#### WORK REQUIRED:
Here are some records; copy every line that holds the word "indd".
○ ○ ○
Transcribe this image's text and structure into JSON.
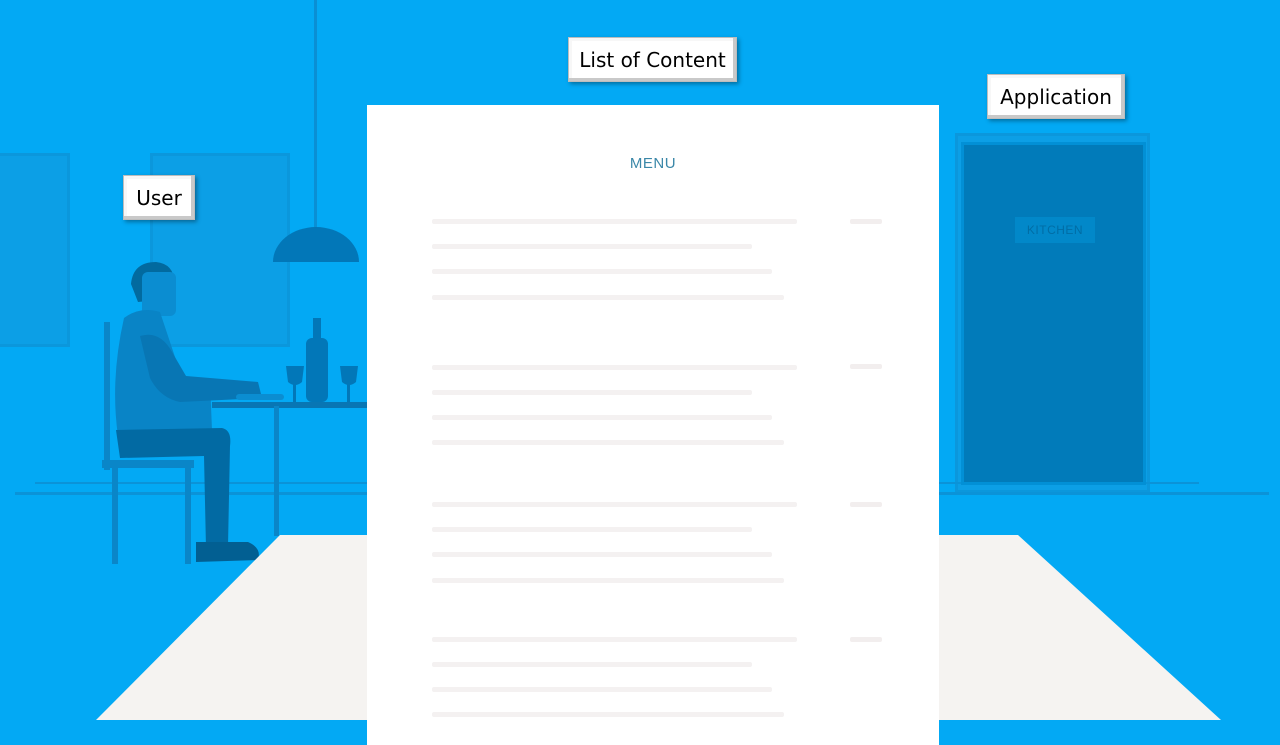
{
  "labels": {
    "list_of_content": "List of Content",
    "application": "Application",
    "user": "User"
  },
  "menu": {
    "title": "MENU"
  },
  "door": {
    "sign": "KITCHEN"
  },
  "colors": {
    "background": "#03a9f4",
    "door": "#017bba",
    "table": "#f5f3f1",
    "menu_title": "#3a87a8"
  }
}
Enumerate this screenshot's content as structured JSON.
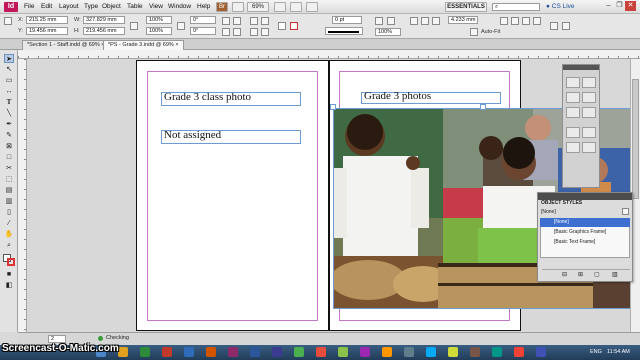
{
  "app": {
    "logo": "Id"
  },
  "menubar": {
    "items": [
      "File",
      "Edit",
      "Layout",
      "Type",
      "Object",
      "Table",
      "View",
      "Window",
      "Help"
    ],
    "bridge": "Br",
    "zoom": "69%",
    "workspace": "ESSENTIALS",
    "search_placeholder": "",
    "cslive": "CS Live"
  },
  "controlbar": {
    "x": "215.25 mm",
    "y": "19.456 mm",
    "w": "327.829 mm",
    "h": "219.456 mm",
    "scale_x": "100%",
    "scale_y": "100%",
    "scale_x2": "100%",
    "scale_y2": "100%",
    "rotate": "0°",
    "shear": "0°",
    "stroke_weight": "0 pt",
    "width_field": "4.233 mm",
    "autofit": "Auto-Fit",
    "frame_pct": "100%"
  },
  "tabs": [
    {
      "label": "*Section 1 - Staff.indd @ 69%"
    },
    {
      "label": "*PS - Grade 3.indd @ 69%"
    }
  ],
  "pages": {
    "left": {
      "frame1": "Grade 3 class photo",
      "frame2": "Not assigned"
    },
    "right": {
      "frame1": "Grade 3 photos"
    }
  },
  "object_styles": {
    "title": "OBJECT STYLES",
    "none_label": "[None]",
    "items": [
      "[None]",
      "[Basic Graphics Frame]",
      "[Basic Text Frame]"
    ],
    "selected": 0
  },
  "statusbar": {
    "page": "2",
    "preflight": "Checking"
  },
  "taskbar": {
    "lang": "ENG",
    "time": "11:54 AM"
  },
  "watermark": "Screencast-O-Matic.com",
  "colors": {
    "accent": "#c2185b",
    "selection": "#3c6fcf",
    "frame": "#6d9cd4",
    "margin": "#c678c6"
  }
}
○ ○ ○
#### RESULT OF THIS EXERCISE:
      "label": "*Section 1 - Staff.indd @ 69%"
      "label": "*PS - Grade 3.indd @ 69%"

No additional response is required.